>> start RECORDS FOR THIS EXERCISE

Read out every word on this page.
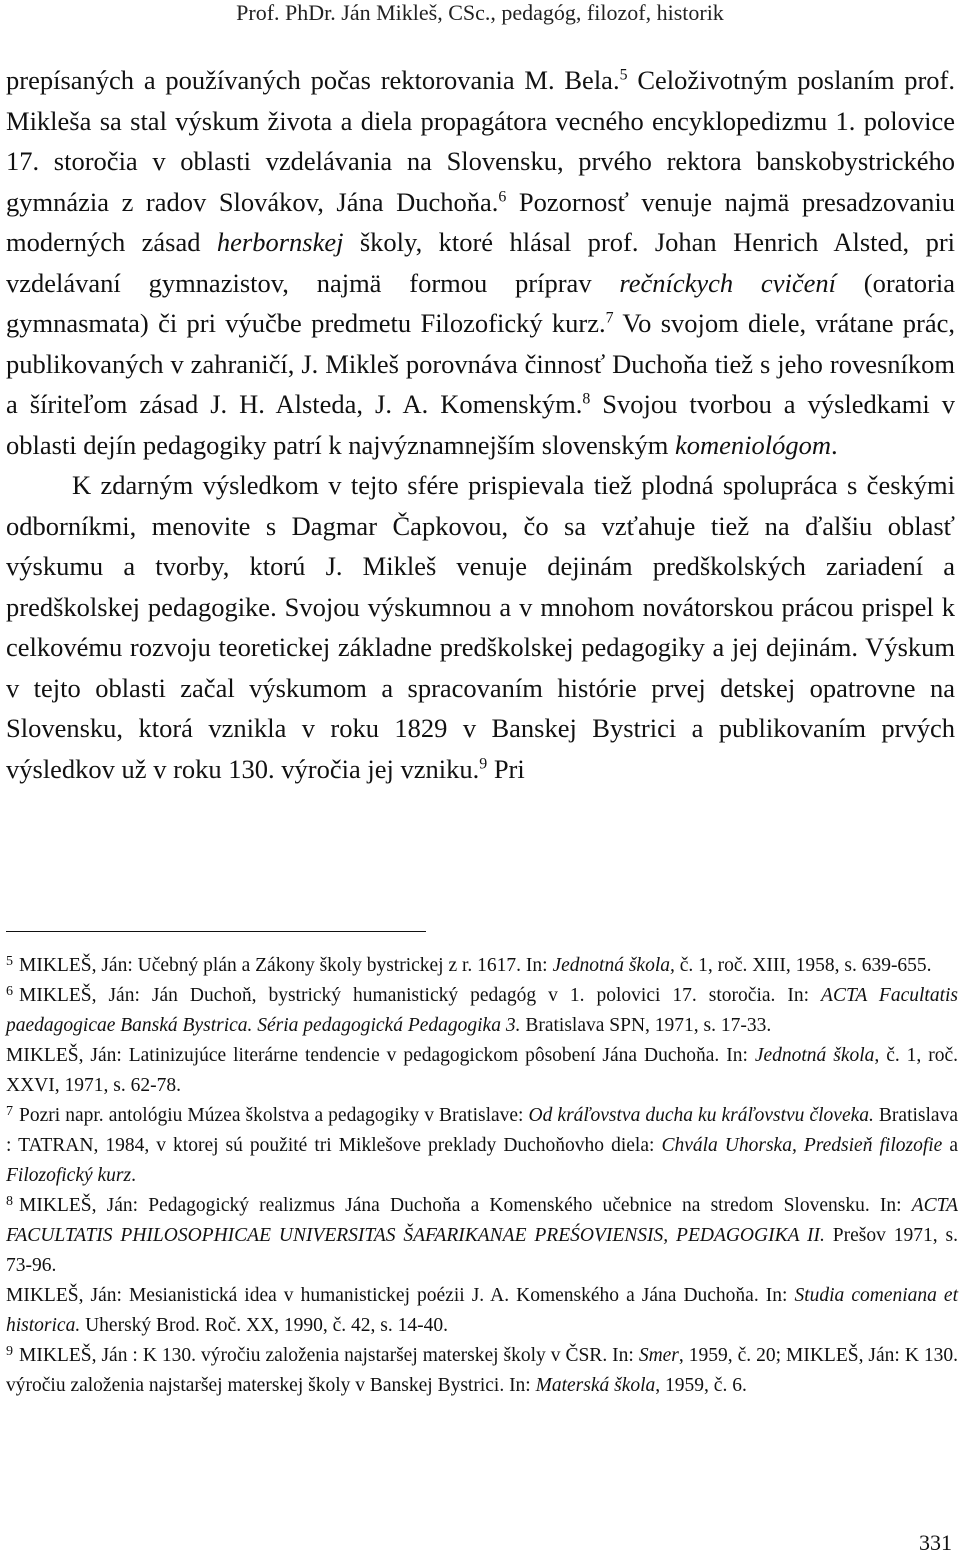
Prof. PhDr. Ján Mikleš, CSc., pedagóg, filozof, historik

prepísaných a používaných počas rektorovania M. Bela.$^5$ Celoživotným poslaním prof. Mikleša sa stal výskum života a diela propagátora vecného encyklopedizmu 1. polovice 17. storočia v oblasti vzdelávania na Slovensku, prvého rektora banskobystrického gymnázia z radov Slovákov, Jána Duchoňa.$^6$ Pozornosť venuje najmä presadzovaniu moderných zásad herbornskej školy, ktoré hlásal prof. Johan Henrich Alsted, pri vzdelávaní gymnazistov, najmä formou príprav rečníckych cvičení (oratoria gymnasmata) či pri výučbe predmetu Filozofický kurz.$^7$ Vo svojom diele, vrátane prác, publikovaných v zahraničí, J. Mikleš porovnáva činnosť Duchoňa tiež s jeho rovesníkom a šíriteľom zásad J. H. Alsteda, J. A. Komenským.$^8$ Svojou tvorbou a výsledkami v oblasti dejín pedagogiky patrí k najvýznamnejším slovenským komeniológom.

K zdarným výsledkom v tejto sfére prispievala tiež plodná spolupráca s českými odborníkmi, menovite s Dagmar Čapkovou, čo sa vzťahuje tiež na ďalšiu oblasť výskumu a tvorby, ktorú J. Mikleš venuje dejinám predškolských zariadení a predškolskej pedagogike. Svojou výskumnou a v mnohom novátorskou prácou prispel k celkovému rozvoju teoretickej základne predškolskej pedagogiky a jej dejinám. Výskum v tejto oblasti začal výskumom a spracovaním histórie prvej detskej opatrovne na Slovensku, ktorá vznikla v roku 1829 v Banskej Bystrici a publikovaním prvých výsledkov už v roku 130. výročia jej vzniku.$^9$ Pri

$^5$ MIKLEŠ, Ján: Učebný plán a Zákony školy bystrickej z r. 1617. In: Jednotná škola, č. 1, roč. XIII, 1958, s. 639-655.

$^6$ MIKLEŠ, Ján: Ján Duchoň, bystrický humanistický pedagóg v 1. polovici 17. storočia. In: ACTA Facultatis paedagogicae Banská Bystrica. Séria pedagogická Pedagogika 3. Bratislava SPN, 1971, s. 17-33.

MIKLEŠ, Ján: Latinizujúce literárne tendencie v pedagogickom pôsobení Jána Duchoňa. In: Jednotná škola, č. 1, roč. XXVI, 1971, s. 62-78.

$^7$ Pozri napr. antológiu Múzea školstva a pedagogiky v Bratislave: Od kráľovstva ducha ku kráľovstvu človeka. Bratislava : TATRAN, 1984, v ktorej sú použité tri Miklešove preklady Duchoňovho diela: Chvála Uhorska, Predsieň filozofie a Filozofický kurz.

$^8$ MIKLEŠ, Ján: Pedagogický realizmus Jána Duchoňa a Komenského učebnice na stredom Slovensku. In: ACTA FACULTATIS PHILOSOPHICAE UNIVERSITAS ŠAFARIKANAE PREŚOVIENSIS, PEDAGOGIKA II. Prešov 1971, s. 73-96.

MIKLEŠ, Ján: Mesianistická idea v humanistickej poézii J. A. Komenského a Jána Duchoňa. In: Studia comeniana et historica. Uherský Brod. Roč. XX, 1990, č. 42, s. 14-40.

$^9$ MIKLEŠ, Ján : K 130. výročiu založenia najstaršej materskej školy v ČSR. In: Smer, 1959, č. 20; MIKLEŠ, Ján: K 130. výročiu založenia najstaršej materskej školy v Banskej Bystrici. In: Materská škola, 1959, č. 6.

331
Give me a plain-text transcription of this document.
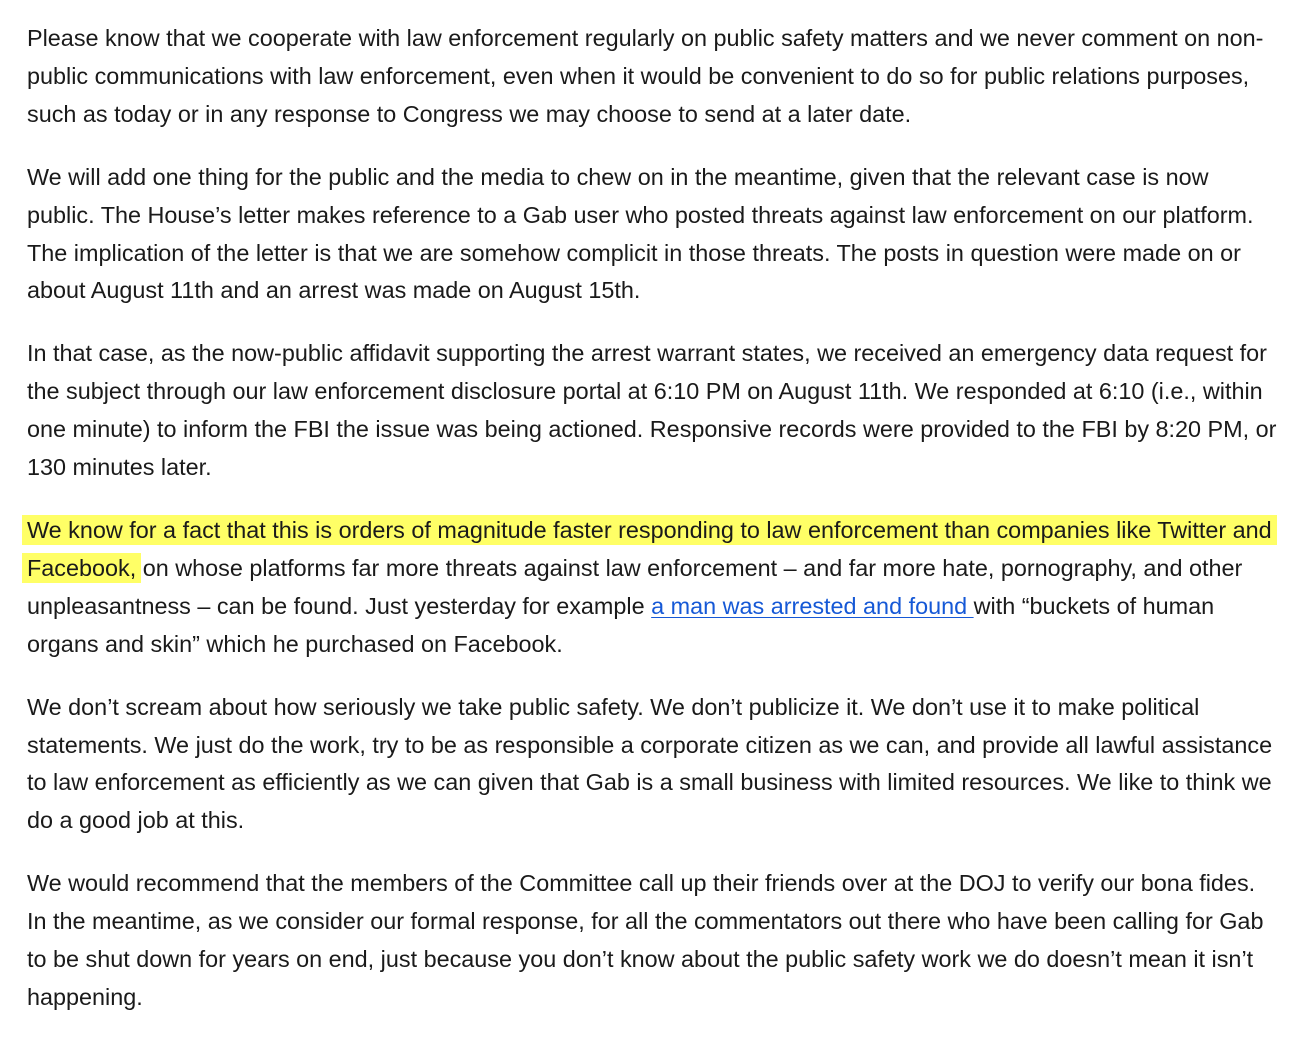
Please know that we cooperate with law enforcement regularly on public safety matters and we never comment on non-public communications with law enforcement, even when it would be convenient to do so for public relations purposes, such as today or in any response to Congress we may choose to send at a later date.

We will add one thing for the public and the media to chew on in the meantime, given that the relevant case is now public. The House’s letter makes reference to a Gab user who posted threats against law enforcement on our platform. The implication of the letter is that we are somehow complicit in those threats. The posts in question were made on or about August 11th and an arrest was made on August 15th.

In that case, as the now-public affidavit supporting the arrest warrant states, we received an emergency data request for the subject through our law enforcement disclosure portal at 6:10 PM on August 11th. We responded at 6:10 (i.e., within one minute) to inform the FBI the issue was being actioned. Responsive records were provided to the FBI by 8:20 PM, or 130 minutes later.

We know for a fact that this is orders of magnitude faster responding to law enforcement than companies like Twitter and Facebook, on whose platforms far more threats against law enforcement – and far more hate, pornography, and other unpleasantness – can be found. Just yesterday for example a man was arrested and found with “buckets of human organs and skin” which he purchased on Facebook.

We don’t scream about how seriously we take public safety. We don’t publicize it. We don’t use it to make political statements. We just do the work, try to be as responsible a corporate citizen as we can, and provide all lawful assistance to law enforcement as efficiently as we can given that Gab is a small business with limited resources. We like to think we do a good job at this.

We would recommend that the members of the Committee call up their friends over at the DOJ to verify our bona fides. In the meantime, as we consider our formal response, for all the commentators out there who have been calling for Gab to be shut down for years on end, just because you don’t know about the public safety work we do doesn’t mean it isn’t happening.
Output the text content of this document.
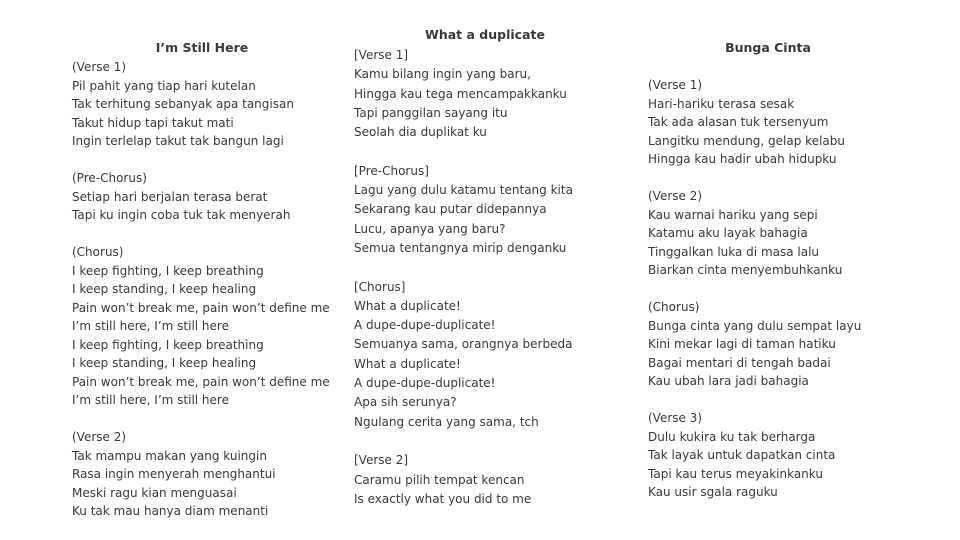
I’m Still Here
(Verse 1)
Pil pahit yang tiap hari kutelan
Tak terhitung sebanyak apa tangisan
Takut hidup tapi takut mati
Ingin terlelap takut tak bangun lagi
(Pre-Chorus)
Setiap hari berjalan terasa berat
Tapi ku ingin coba tuk tak menyerah
(Chorus)
I keep fighting, I keep breathing
I keep standing, I keep healing
Pain won’t break me, pain won’t define me
I’m still here, I’m still here
I keep fighting, I keep breathing
I keep standing, I keep healing
Pain won’t break me, pain won’t define me
I’m still here, I’m still here
(Verse 2)
Tak mampu makan yang kuingin
Rasa ingin menyerah menghantui
Meski ragu kian menguasai
Ku tak mau hanya diam menanti
What a duplicate
[Verse 1]
Kamu bilang ingin yang baru,
Hingga kau tega mencampakkanku
Tapi panggilan sayang itu
Seolah dia duplikat ku
[Pre-Chorus]
Lagu yang dulu katamu tentang kita
Sekarang kau putar didepannya
Lucu, apanya yang baru?
Semua tentangnya mirip denganku
[Chorus]
What a duplicate!
A dupe-dupe-duplicate!
Semuanya sama, orangnya berbeda
What a duplicate!
A dupe-dupe-duplicate!
Apa sih serunya?
Ngulang cerita yang sama, tch
[Verse 2]
Caramu pilih tempat kencan
Is exactly what you did to me
Bunga Cinta
(Verse 1)
Hari-hariku terasa sesak
Tak ada alasan tuk tersenyum
Langitku mendung, gelap kelabu
Hingga kau hadir ubah hidupku
(Verse 2)
Kau warnai hariku yang sepi
Katamu aku layak bahagia
Tinggalkan luka di masa lalu
Biarkan cinta menyembuhkanku
(Chorus)
Bunga cinta yang dulu sempat layu
Kini mekar lagi di taman hatiku
Bagai mentari di tengah badai
Kau ubah lara jadi bahagia
(Verse 3)
Dulu kukira ku tak berharga
Tak layak untuk dapatkan cinta
Tapi kau terus meyakinkanku
Kau usir sgala raguku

>> end RECORDS FOR THIS EXERCISE

» GOAL: Restate the full listing verbatim and drop every picture.

» RESULT OF THE TASK:
Read out every word on this page.
Prof. PhDr. Ján Mikleš, CSc., pedagóg, filozof, historik

prepísaných a používaných počas rektorovania M. Bela.$^5$ Celoživotným poslaním prof. Mikleša sa stal výskum života a diela propagátora vecného encyklopedizmu 1. polovice 17. storočia v oblasti vzdelávania na Slovensku, prvého rektora banskobystrického gymnázia z radov Slovákov, Jána Duchoňa.$^6$ Pozornosť venuje najmä presadzovaniu moderných zásad herbornskej školy, ktoré hlásal prof. Johan Henrich Alsted, pri vzdelávaní gymnazistov, najmä formou príprav rečníckych cvičení (oratoria gymnasmata) či pri výučbe predmetu Filozofický kurz.$^7$ Vo svojom diele, vrátane prác, publikovaných v zahraničí, J. Mikleš porovnáva činnosť Duchoňa tiež s jeho rovesníkom a šíriteľom zásad J. H. Alsteda, J. A. Komenským.$^8$ Svojou tvorbou a výsledkami v oblasti dejín pedagogiky patrí k najvýznamnejším slovenským komeniológom.

K zdarným výsledkom v tejto sfére prispievala tiež plodná spolupráca s českými odborníkmi, menovite s Dagmar Čapkovou, čo sa vzťahuje tiež na ďalšiu oblasť výskumu a tvorby, ktorú J. Mikleš venuje dejinám predškolských zariadení a predškolskej pedagogike. Svojou výskumnou a v mnohom novátorskou prácou prispel k celkovému rozvoju teoretickej základne predškolskej pedagogiky a jej dejinám. Výskum v tejto oblasti začal výskumom a spracovaním histórie prvej detskej opatrovne na Slovensku, ktorá vznikla v roku 1829 v Banskej Bystrici a publikovaním prvých výsledkov už v roku 130. výročia jej vzniku.$^9$ Pri

$^5$ MIKLEŠ, Ján: Učebný plán a Zákony školy bystrickej z r. 1617. In: Jednotná škola, č. 1, roč. XIII, 1958, s. 639-655.

$^6$ MIKLEŠ, Ján: Ján Duchoň, bystrický humanistický pedagóg v 1. polovici 17. storočia. In: ACTA Facultatis paedagogicae Banská Bystrica. Séria pedagogická Pedagogika 3. Bratislava SPN, 1971, s. 17-33.

MIKLEŠ, Ján: Latinizujúce literárne tendencie v pedagogickom pôsobení Jána Duchoňa. In: Jednotná škola, č. 1, roč. XXVI, 1971, s. 62-78.

$^7$ Pozri napr. antológiu Múzea školstva a pedagogiky v Bratislave: Od kráľovstva ducha ku kráľovstvu človeka. Bratislava : TATRAN, 1984, v ktorej sú použité tri Miklešove preklady Duchoňovho diela: Chvála Uhorska, Predsieň filozofie a Filozofický kurz.

$^8$ MIKLEŠ, Ján: Pedagogický realizmus Jána Duchoňa a Komenského učebnice na stredom Slovensku. In: ACTA FACULTATIS PHILOSOPHICAE UNIVERSITAS ŠAFARIKANAE PREŚOVIENSIS, PEDAGOGIKA II. Prešov 1971, s. 73-96.

MIKLEŠ, Ján: Mesianistická idea v humanistickej poézii J. A. Komenského a Jána Duchoňa. In: Studia comeniana et historica. Uherský Brod. Roč. XX, 1990, č. 42, s. 14-40.

$^9$ MIKLEŠ, Ján : K 130. výročiu založenia najstaršej materskej školy v ČSR. In: Smer, 1959, č. 20; MIKLEŠ, Ján: K 130. výročiu založenia najstaršej materskej školy v Banskej Bystrici. In: Materská škola, 1959, č. 6.

331
Give me a plain-text transcription of this document.
Please know that we cooperate with law enforcement regularly on public safety matters and we never comment on non-public communications with law enforcement, even when it would be convenient to do so for public relations purposes, such as today or in any response to Congress we may choose to send at a later date.

We will add one thing for the public and the media to chew on in the meantime, given that the relevant case is now public. The House’s letter makes reference to a Gab user who posted threats against law enforcement on our platform. The implication of the letter is that we are somehow complicit in those threats. The posts in question were made on or about August 11th and an arrest was made on August 15th.

In that case, as the now-public affidavit supporting the arrest warrant states, we received an emergency data request for the subject through our law enforcement disclosure portal at 6:10 PM on August 11th. We responded at 6:10 (i.e., within one minute) to inform the FBI the issue was being actioned. Responsive records were provided to the FBI by 8:20 PM, or 130 minutes later.

We know for a fact that this is orders of magnitude faster responding to law enforcement than companies like Twitter and Facebook, on whose platforms far more threats against law enforcement – and far more hate, pornography, and other unpleasantness – can be found. Just yesterday for example a man was arrested and found with “buckets of human organs and skin” which he purchased on Facebook.

We don’t scream about how seriously we take public safety. We don’t publicize it. We don’t use it to make political statements. We just do the work, try to be as responsible a corporate citizen as we can, and provide all lawful assistance to law enforcement as efficiently as we can given that Gab is a small business with limited resources. We like to think we do a good job at this.

We would recommend that the members of the Committee call up their friends over at the DOJ to verify our bona fides. In the meantime, as we consider our formal response, for all the commentators out there who have been calling for Gab to be shut down for years on end, just because you don’t know about the public safety work we do doesn’t mean it isn’t happening.
Output the text content of this document.
I’m Still Here
(Verse 1)
Pil pahit yang tiap hari kutelan
Tak terhitung sebanyak apa tangisan
Takut hidup tapi takut mati
Ingin terlelap takut tak bangun lagi
(Pre-Chorus)
Setiap hari berjalan terasa berat
Tapi ku ingin coba tuk tak menyerah
(Chorus)
I keep fighting, I keep breathing
I keep standing, I keep healing
Pain won’t break me, pain won’t define me
I’m still here, I’m still here
I keep fighting, I keep breathing
I keep standing, I keep healing
Pain won’t break me, pain won’t define me
I’m still here, I’m still here
(Verse 2)
Tak mampu makan yang kuingin
Rasa ingin menyerah menghantui
Meski ragu kian menguasai
Ku tak mau hanya diam menanti
What a duplicate
[Verse 1]
Kamu bilang ingin yang baru,
Hingga kau tega mencampakkanku
Tapi panggilan sayang itu
Seolah dia duplikat ku
[Pre-Chorus]
Lagu yang dulu katamu tentang kita
Sekarang kau putar didepannya
Lucu, apanya yang baru?
Semua tentangnya mirip denganku
[Chorus]
What a duplicate!
A dupe-dupe-duplicate!
Semuanya sama, orangnya berbeda
What a duplicate!
A dupe-dupe-duplicate!
Apa sih serunya?
Ngulang cerita yang sama, tch
[Verse 2]
Caramu pilih tempat kencan
Is exactly what you did to me
Bunga Cinta
(Verse 1)
Hari-hariku terasa sesak
Tak ada alasan tuk tersenyum
Langitku mendung, gelap kelabu
Hingga kau hadir ubah hidupku
(Verse 2)
Kau warnai hariku yang sepi
Katamu aku layak bahagia
Tinggalkan luka di masa lalu
Biarkan cinta menyembuhkanku
(Chorus)
Bunga cinta yang dulu sempat layu
Kini mekar lagi di taman hatiku
Bagai mentari di tengah badai
Kau ubah lara jadi bahagia
(Verse 3)
Dulu kukira ku tak berharga
Tak layak untuk dapatkan cinta
Tapi kau terus meyakinkanku
Kau usir sgala raguku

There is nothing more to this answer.